— start of Data excerpts —
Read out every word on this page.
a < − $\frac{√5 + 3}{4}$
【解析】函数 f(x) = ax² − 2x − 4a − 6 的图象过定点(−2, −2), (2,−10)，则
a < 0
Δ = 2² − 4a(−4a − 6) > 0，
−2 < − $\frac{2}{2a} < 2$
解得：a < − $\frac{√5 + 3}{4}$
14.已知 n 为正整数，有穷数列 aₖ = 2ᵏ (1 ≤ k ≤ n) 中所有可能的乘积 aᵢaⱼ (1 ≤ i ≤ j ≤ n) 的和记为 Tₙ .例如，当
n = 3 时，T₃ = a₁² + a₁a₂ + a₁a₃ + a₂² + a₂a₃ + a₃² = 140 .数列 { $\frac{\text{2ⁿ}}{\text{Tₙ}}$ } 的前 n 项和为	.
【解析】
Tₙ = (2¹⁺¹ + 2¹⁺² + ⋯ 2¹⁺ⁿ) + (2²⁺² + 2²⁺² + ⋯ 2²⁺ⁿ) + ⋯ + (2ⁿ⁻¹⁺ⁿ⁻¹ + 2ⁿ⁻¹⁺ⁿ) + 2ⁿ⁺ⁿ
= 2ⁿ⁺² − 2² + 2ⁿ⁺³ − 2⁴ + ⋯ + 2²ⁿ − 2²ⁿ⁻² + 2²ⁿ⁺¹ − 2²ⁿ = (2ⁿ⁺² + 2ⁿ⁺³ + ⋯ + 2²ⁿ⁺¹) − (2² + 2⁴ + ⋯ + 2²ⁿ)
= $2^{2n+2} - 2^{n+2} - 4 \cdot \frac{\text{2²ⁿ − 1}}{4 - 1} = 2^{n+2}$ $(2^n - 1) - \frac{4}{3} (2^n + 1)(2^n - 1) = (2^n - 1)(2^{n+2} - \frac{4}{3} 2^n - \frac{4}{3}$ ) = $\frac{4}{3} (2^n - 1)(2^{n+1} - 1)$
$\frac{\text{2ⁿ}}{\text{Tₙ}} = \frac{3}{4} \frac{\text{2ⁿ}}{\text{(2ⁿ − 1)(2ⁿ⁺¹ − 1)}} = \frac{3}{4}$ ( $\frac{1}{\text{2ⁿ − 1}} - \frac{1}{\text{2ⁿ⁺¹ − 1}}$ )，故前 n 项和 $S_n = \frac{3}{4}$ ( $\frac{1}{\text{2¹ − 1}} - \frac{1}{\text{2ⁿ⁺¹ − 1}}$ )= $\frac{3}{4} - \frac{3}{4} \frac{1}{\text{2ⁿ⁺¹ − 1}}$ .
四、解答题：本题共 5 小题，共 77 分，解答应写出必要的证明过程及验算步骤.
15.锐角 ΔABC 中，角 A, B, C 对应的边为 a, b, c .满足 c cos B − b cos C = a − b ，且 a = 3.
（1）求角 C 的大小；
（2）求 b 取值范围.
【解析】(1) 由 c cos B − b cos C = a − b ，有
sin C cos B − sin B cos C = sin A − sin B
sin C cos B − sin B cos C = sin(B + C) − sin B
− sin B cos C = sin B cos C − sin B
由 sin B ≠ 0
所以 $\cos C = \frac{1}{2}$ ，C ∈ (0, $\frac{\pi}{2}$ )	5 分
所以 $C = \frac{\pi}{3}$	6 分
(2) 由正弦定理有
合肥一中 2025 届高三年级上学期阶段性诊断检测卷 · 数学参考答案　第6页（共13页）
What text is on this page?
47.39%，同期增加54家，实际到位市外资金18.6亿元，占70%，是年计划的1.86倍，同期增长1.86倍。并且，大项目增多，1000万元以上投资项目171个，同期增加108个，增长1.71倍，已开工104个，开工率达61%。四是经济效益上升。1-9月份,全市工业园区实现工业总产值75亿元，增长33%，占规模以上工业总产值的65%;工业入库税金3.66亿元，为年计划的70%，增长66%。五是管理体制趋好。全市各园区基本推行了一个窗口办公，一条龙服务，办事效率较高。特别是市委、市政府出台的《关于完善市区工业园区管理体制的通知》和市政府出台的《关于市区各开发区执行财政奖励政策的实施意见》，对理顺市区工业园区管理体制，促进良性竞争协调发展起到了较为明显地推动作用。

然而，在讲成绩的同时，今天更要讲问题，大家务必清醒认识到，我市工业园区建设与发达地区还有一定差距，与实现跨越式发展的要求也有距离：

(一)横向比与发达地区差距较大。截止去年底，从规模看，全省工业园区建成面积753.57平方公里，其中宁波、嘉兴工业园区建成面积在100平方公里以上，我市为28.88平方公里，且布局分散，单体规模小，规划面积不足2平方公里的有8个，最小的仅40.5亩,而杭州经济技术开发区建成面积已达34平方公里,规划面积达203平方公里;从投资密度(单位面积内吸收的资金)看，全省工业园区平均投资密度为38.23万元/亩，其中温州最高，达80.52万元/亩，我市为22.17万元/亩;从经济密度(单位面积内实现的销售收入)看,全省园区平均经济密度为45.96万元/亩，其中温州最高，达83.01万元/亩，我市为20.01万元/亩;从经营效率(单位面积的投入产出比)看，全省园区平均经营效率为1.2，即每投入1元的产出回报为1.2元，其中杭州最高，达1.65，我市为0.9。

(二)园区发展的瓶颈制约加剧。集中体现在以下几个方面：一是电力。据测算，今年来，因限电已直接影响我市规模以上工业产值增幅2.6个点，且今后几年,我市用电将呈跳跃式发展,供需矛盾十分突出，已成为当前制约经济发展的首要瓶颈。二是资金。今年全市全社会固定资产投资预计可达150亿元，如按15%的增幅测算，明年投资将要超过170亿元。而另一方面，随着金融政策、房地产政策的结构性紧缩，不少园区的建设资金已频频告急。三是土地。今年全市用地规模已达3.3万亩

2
— end of Data excerpts —
Show each line holding the word "frac".

**Finished task:**
a < − $\frac{√5 + 3}{4}$
−2 < − $\frac{2}{2a} < 2$
解得：a < − $\frac{√5 + 3}{4}$
n = 3 时，T₃ = a₁² + a₁a₂ + a₁a₃ + a₂² + a₂a₃ + a₃² = 140 .数列 { $\frac{\text{2ⁿ}}{\text{Tₙ}}$ } 的前 n 项和为	.
= $2^{2n+2} - 2^{n+2} - 4 \cdot \frac{\text{2²ⁿ − 1}}{4 - 1} = 2^{n+2}$ $(2^n - 1) - \frac{4}{3} (2^n + 1)(2^n - 1) = (2^n - 1)(2^{n+2} - \frac{4}{3} 2^n - \frac{4}{3}$ ) = $\frac{4}{3} (2^n - 1)(2^{n+1} - 1)$
$\frac{\text{2ⁿ}}{\text{Tₙ}} = \frac{3}{4} \frac{\text{2ⁿ}}{\text{(2ⁿ − 1)(2ⁿ⁺¹ − 1)}} = \frac{3}{4}$ ( $\frac{1}{\text{2ⁿ − 1}} - \frac{1}{\text{2ⁿ⁺¹ − 1}}$ )，故前 n 项和 $S_n = \frac{3}{4}$ ( $\frac{1}{\text{2¹ − 1}} - \frac{1}{\text{2ⁿ⁺¹ − 1}}$ )= $\frac{3}{4} - \frac{3}{4} \frac{1}{\text{2ⁿ⁺¹ − 1}}$ .
所以 $\cos C = \frac{1}{2}$ ，C ∈ (0, $\frac{\pi}{2}$ )	5 分
所以 $C = \frac{\pi}{3}$	6 分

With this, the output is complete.